## [Work required]
Find each line with the string "Dark" and copy it.

·····

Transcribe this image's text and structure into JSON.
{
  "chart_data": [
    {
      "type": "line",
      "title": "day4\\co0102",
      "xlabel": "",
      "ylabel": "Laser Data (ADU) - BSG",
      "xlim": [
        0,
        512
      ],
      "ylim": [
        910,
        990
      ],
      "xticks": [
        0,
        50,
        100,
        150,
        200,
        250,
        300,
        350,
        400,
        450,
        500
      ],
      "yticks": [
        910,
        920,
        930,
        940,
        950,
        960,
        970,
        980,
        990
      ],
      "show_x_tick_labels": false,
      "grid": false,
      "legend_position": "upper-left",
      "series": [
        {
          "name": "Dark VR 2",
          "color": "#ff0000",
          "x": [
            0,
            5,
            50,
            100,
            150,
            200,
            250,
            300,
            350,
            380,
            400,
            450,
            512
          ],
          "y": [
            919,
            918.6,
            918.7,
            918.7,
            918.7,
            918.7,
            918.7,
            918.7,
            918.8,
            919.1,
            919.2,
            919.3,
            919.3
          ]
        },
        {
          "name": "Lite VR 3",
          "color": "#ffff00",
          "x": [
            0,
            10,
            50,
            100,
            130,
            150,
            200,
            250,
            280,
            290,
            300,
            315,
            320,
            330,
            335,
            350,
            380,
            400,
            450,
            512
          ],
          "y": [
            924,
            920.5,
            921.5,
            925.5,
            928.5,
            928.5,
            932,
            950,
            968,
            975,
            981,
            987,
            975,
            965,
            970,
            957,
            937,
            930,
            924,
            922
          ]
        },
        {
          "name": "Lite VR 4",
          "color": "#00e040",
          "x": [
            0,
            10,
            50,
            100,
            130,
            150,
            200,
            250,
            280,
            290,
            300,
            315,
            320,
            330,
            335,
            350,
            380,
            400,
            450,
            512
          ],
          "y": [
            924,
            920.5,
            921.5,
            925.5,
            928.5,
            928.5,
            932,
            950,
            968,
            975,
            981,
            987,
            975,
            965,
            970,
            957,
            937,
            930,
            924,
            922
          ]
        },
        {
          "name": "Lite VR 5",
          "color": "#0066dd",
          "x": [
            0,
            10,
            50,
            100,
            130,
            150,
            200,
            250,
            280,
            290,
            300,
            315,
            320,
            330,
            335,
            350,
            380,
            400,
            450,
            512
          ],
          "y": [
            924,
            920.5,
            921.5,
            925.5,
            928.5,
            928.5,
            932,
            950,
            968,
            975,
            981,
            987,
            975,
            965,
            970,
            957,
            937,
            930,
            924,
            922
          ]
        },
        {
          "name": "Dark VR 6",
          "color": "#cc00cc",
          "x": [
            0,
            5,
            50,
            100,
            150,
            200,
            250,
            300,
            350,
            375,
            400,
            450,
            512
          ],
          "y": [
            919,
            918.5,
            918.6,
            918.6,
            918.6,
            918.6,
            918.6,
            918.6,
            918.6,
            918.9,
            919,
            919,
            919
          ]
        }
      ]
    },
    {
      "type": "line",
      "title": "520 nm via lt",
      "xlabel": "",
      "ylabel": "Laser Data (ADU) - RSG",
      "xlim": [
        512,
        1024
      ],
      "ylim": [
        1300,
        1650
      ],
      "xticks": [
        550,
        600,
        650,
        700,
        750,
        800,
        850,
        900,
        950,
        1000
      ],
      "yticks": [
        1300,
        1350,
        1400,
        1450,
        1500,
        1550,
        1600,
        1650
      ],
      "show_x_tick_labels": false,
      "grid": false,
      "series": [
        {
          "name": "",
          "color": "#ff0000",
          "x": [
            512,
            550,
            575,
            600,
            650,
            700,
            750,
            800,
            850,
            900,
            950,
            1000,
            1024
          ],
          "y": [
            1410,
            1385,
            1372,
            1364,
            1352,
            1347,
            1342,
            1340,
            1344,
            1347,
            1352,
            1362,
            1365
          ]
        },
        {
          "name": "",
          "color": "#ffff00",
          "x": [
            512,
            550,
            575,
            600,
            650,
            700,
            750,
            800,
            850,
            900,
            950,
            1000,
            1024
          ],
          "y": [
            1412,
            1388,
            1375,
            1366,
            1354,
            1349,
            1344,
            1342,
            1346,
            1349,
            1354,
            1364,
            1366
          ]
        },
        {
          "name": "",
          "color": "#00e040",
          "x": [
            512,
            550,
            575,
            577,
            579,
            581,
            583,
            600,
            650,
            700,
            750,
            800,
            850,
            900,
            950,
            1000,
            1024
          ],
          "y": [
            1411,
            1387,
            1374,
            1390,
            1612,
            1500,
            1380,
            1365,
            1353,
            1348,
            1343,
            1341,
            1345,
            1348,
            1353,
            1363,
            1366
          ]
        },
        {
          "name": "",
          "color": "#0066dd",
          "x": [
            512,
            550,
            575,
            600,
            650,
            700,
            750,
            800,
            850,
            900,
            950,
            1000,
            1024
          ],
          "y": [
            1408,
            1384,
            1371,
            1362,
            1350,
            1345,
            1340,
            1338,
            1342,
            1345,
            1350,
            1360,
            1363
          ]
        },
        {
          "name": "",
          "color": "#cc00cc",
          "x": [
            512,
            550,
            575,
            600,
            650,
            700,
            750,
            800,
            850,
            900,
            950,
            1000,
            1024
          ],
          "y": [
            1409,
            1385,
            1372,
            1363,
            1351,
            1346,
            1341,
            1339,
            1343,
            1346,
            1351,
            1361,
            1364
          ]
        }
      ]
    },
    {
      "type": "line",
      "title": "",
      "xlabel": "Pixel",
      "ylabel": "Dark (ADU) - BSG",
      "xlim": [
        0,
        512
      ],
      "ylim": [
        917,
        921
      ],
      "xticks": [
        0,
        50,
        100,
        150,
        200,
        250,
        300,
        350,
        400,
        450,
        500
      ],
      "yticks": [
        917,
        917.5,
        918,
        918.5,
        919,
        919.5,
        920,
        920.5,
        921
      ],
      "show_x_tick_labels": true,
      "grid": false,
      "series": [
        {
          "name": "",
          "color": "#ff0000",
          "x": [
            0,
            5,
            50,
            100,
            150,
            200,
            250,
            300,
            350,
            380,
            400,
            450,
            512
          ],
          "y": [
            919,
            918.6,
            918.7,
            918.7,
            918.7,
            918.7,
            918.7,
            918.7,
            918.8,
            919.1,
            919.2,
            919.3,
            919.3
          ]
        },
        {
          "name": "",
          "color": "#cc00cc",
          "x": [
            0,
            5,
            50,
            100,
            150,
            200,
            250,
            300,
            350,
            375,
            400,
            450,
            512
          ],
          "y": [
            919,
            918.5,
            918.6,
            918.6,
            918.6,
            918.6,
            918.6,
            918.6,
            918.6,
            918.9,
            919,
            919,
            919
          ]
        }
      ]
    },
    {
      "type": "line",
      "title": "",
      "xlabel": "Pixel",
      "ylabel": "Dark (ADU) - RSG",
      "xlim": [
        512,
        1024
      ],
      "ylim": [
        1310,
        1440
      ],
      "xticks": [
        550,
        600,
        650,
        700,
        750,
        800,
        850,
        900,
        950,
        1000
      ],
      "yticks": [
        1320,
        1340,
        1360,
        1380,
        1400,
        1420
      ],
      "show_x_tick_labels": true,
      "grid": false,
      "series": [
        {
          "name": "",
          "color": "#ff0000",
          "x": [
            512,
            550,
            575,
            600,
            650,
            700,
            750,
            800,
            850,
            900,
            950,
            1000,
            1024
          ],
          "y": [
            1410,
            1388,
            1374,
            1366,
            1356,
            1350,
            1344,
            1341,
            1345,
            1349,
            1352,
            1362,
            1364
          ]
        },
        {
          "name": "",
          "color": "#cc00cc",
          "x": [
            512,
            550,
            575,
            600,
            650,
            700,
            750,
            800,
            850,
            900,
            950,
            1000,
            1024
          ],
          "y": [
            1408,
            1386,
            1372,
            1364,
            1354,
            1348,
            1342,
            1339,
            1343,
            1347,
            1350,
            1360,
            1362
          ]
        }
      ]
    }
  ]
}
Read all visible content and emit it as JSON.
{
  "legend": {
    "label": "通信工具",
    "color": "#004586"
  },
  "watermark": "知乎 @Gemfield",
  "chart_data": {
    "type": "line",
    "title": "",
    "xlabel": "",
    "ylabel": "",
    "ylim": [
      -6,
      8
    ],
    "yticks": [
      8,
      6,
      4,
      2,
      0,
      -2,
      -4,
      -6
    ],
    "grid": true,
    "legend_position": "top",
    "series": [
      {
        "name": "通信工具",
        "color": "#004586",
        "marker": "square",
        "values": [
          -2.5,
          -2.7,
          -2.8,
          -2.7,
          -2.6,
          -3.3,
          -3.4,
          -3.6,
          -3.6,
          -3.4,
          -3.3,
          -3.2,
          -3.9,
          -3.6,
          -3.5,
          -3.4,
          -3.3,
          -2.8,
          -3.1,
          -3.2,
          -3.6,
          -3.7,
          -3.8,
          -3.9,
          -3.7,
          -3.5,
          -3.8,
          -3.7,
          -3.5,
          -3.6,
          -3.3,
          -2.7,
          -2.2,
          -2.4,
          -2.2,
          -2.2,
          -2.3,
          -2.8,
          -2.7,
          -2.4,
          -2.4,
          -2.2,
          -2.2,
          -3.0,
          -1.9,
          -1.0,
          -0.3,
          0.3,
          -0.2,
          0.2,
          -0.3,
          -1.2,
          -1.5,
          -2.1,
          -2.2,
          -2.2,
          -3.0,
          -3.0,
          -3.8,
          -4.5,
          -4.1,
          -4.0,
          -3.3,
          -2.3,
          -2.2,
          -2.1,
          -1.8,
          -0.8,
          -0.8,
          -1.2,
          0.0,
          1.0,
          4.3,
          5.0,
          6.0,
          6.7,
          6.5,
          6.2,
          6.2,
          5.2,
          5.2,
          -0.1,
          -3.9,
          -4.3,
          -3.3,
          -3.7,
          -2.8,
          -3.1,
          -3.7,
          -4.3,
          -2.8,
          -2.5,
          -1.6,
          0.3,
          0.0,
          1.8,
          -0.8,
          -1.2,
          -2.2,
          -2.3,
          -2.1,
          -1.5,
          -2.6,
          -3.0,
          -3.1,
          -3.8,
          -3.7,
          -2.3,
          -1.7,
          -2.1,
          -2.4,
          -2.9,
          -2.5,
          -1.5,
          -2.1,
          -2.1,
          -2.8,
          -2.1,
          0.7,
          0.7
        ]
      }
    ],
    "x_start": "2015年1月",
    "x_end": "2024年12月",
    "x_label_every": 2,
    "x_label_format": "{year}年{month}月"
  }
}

·····

## [The completed task]
          "name": "Dark VR 2",
          "name": "Dark VR 6",
      "ylabel": "Dark (ADU) - BSG",
      "ylabel": "Dark (ADU) - RSG",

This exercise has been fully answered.